*WORK REQUIRED:*
Say how many lines contain the word "transfer". Only the number should be given.

*DATA FOR THIS TASK:*

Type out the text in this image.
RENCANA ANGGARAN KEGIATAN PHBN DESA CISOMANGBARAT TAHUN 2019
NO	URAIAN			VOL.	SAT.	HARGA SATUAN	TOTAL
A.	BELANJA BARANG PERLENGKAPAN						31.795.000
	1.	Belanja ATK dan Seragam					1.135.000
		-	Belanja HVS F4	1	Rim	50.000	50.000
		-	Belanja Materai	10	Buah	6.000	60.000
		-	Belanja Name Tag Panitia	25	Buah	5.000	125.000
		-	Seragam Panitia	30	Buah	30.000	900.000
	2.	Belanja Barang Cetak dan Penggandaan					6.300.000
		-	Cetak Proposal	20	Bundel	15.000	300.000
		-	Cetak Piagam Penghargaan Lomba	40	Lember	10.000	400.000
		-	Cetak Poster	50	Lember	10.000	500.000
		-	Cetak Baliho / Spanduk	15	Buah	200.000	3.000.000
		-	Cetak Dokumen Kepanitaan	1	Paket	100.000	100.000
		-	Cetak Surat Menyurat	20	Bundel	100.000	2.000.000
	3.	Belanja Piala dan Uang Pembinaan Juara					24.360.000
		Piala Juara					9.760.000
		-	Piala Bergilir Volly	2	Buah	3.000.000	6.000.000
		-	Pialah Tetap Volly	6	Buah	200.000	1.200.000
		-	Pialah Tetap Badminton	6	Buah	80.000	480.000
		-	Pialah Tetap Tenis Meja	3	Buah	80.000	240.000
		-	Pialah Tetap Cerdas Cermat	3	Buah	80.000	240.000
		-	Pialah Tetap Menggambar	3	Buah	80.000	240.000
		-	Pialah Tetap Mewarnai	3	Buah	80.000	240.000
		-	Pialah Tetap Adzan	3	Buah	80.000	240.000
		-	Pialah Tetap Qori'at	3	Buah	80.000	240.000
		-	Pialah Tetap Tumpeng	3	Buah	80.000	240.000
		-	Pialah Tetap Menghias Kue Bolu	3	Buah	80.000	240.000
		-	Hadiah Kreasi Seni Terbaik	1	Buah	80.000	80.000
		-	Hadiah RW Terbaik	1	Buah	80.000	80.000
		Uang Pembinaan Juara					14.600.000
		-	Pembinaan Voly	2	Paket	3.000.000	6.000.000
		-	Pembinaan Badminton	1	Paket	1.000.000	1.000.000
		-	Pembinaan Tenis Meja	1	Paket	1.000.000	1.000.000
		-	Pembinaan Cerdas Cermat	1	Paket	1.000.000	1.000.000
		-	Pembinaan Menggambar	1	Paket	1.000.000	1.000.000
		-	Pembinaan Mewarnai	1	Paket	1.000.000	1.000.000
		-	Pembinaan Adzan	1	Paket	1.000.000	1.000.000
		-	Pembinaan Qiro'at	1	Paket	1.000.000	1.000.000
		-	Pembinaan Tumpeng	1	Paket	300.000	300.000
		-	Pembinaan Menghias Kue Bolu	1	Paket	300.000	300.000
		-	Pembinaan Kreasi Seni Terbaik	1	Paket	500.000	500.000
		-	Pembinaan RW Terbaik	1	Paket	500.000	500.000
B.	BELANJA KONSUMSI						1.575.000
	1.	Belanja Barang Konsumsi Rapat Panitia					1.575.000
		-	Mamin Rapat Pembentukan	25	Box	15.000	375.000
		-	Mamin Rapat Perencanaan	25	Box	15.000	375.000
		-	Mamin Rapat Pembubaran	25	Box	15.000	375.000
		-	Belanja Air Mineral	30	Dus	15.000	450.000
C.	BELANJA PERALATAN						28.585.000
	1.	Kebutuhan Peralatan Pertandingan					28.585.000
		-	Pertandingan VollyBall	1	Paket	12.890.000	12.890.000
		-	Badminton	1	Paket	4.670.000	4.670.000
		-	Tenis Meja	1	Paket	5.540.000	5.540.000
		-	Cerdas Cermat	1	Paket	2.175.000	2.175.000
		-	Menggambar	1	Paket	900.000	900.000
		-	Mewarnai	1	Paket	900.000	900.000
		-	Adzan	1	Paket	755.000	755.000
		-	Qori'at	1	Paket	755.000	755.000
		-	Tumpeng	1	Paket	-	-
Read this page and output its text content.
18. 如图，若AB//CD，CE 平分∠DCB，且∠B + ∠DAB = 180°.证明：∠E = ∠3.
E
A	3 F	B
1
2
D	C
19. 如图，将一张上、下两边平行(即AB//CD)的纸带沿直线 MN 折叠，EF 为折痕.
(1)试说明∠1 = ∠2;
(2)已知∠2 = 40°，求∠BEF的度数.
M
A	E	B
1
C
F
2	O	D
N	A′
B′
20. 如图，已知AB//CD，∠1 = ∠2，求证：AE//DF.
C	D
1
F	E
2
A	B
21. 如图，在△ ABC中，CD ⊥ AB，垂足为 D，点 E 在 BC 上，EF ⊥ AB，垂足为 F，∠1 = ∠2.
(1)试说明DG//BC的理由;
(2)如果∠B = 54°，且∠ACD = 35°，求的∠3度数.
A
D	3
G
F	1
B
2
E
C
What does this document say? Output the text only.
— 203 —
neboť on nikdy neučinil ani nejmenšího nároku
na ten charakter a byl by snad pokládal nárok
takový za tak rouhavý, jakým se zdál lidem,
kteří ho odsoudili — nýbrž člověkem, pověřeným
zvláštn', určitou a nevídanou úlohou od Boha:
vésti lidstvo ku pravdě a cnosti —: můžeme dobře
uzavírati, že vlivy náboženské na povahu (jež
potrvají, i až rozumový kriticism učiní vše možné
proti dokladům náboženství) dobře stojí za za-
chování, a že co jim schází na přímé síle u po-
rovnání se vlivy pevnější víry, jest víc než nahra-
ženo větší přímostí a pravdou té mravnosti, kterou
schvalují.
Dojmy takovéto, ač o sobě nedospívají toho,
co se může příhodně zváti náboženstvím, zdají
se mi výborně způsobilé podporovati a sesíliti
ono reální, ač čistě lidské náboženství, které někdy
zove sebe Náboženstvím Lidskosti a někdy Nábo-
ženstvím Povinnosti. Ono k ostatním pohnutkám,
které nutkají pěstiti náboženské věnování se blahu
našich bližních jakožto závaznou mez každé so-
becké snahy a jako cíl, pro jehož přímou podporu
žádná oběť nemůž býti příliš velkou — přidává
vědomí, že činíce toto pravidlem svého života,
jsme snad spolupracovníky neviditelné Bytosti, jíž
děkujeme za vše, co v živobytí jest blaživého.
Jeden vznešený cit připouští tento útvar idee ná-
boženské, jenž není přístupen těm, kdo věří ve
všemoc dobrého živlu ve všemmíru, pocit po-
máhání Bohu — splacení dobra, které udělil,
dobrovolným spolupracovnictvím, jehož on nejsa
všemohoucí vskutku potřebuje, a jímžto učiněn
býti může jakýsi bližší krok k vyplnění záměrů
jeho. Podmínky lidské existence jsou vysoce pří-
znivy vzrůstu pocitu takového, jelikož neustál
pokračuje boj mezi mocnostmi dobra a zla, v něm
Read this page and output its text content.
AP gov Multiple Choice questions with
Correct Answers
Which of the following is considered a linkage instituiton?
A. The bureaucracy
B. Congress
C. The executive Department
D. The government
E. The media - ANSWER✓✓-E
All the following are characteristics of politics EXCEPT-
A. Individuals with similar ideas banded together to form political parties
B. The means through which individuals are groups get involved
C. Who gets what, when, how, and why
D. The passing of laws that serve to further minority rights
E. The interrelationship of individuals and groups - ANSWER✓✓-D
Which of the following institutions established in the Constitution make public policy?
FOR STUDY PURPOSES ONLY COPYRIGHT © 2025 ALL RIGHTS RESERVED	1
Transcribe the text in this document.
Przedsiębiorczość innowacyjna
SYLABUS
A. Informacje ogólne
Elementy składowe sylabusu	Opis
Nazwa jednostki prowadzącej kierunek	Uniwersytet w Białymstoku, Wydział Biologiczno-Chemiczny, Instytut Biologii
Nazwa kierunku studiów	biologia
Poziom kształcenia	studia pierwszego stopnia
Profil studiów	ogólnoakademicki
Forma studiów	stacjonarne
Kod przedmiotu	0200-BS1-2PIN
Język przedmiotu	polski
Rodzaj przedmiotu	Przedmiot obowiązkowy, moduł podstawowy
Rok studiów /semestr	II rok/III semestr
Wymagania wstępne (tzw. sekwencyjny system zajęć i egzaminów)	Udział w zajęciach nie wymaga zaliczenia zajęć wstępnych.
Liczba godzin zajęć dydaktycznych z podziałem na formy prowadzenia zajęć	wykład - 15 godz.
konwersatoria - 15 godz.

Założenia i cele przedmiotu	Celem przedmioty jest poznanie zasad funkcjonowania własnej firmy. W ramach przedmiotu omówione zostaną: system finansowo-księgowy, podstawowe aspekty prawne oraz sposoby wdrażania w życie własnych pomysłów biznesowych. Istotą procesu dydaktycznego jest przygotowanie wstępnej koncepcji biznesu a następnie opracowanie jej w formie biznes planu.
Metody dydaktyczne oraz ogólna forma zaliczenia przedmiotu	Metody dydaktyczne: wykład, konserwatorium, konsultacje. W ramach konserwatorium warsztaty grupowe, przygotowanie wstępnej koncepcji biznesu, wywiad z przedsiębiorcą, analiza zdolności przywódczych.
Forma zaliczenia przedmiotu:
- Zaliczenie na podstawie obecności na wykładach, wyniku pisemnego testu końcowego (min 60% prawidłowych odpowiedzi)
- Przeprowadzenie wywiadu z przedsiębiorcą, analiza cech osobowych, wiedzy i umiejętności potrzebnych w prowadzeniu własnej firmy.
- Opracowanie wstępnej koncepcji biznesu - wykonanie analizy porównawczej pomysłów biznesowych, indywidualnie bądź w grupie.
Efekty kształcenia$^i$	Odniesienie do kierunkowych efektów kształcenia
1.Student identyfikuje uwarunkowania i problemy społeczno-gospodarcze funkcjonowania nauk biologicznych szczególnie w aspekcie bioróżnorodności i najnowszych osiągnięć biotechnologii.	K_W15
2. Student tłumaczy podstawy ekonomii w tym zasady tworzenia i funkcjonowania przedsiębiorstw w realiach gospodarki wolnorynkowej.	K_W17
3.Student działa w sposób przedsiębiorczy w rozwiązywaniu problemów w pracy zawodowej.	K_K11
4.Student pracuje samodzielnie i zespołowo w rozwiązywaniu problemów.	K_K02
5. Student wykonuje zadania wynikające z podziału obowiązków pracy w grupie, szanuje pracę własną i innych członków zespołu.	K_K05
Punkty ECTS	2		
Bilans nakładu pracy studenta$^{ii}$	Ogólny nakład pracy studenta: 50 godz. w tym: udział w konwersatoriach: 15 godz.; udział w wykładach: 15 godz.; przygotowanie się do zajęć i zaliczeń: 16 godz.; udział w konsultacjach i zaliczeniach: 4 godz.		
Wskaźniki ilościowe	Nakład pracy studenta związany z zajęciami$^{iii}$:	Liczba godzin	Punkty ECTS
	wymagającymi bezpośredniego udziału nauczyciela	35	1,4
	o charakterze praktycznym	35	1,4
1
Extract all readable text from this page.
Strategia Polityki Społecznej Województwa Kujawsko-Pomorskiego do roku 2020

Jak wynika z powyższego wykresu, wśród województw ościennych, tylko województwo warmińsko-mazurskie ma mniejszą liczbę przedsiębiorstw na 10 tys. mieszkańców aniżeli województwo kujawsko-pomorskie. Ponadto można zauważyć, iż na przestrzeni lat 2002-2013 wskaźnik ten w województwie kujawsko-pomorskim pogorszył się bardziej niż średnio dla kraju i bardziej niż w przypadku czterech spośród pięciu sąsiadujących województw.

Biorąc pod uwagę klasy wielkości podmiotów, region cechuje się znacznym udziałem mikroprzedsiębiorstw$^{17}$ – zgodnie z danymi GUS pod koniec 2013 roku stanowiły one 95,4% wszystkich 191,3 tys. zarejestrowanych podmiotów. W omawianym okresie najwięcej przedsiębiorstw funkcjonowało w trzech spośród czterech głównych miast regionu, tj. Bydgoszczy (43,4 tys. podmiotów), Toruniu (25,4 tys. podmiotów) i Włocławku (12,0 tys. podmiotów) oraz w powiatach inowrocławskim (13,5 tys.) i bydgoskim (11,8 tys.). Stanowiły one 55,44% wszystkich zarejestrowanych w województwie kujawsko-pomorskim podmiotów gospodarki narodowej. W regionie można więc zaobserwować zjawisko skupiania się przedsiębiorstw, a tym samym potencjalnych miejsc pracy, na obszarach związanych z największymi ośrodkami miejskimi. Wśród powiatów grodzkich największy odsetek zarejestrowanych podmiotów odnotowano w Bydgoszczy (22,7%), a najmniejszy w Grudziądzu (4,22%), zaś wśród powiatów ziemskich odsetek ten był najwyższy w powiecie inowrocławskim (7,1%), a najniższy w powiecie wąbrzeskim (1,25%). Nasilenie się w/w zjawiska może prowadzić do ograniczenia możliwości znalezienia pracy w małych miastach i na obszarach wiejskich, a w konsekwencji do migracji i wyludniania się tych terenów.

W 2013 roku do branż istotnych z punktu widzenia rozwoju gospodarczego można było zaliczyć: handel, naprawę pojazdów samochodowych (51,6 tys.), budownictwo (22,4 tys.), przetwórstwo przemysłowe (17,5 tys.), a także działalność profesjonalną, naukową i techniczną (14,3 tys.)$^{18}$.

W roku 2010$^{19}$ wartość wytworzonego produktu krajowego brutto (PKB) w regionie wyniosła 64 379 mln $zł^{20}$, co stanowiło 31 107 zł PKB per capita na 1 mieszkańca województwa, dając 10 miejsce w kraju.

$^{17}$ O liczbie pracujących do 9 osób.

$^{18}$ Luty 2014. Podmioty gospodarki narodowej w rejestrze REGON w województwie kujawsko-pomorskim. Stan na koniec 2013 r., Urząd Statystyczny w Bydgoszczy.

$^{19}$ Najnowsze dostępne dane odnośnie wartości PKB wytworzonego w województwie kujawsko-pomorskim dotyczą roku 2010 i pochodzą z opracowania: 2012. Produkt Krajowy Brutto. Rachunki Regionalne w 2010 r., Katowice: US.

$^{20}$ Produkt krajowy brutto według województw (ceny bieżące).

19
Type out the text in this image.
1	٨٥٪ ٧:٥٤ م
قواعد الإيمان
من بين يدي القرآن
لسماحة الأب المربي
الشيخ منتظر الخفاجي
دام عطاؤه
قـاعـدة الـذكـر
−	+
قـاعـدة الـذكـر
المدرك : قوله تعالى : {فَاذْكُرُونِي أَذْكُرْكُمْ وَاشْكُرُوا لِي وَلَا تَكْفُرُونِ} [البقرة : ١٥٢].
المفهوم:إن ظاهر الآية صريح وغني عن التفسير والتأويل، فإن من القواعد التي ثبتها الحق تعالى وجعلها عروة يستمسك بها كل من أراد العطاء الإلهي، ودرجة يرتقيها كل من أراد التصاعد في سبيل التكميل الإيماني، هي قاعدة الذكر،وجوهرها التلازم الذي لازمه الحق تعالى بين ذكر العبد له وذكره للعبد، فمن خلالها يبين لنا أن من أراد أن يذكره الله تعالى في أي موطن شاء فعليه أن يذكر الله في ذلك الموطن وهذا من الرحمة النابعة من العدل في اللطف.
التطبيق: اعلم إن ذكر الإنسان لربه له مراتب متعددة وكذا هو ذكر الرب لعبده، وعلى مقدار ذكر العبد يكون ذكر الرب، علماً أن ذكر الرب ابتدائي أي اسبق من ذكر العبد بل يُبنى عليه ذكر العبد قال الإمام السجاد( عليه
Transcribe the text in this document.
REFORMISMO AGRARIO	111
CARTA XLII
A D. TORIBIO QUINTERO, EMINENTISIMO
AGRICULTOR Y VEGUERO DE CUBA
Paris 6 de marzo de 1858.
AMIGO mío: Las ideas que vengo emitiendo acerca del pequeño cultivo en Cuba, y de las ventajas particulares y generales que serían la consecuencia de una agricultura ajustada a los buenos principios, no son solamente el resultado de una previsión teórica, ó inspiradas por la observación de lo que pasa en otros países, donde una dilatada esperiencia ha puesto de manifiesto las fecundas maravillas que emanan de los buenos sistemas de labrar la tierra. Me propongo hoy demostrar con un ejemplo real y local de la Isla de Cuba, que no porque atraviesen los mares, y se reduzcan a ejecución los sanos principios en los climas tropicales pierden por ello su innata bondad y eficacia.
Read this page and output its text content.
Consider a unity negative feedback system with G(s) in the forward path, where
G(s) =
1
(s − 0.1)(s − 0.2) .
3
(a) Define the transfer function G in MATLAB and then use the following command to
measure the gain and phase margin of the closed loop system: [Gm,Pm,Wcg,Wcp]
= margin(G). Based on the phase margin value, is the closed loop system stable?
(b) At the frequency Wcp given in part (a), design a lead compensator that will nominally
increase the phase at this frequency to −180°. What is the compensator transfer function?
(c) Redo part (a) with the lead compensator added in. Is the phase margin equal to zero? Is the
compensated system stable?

*EXERCISE RESULT:*
2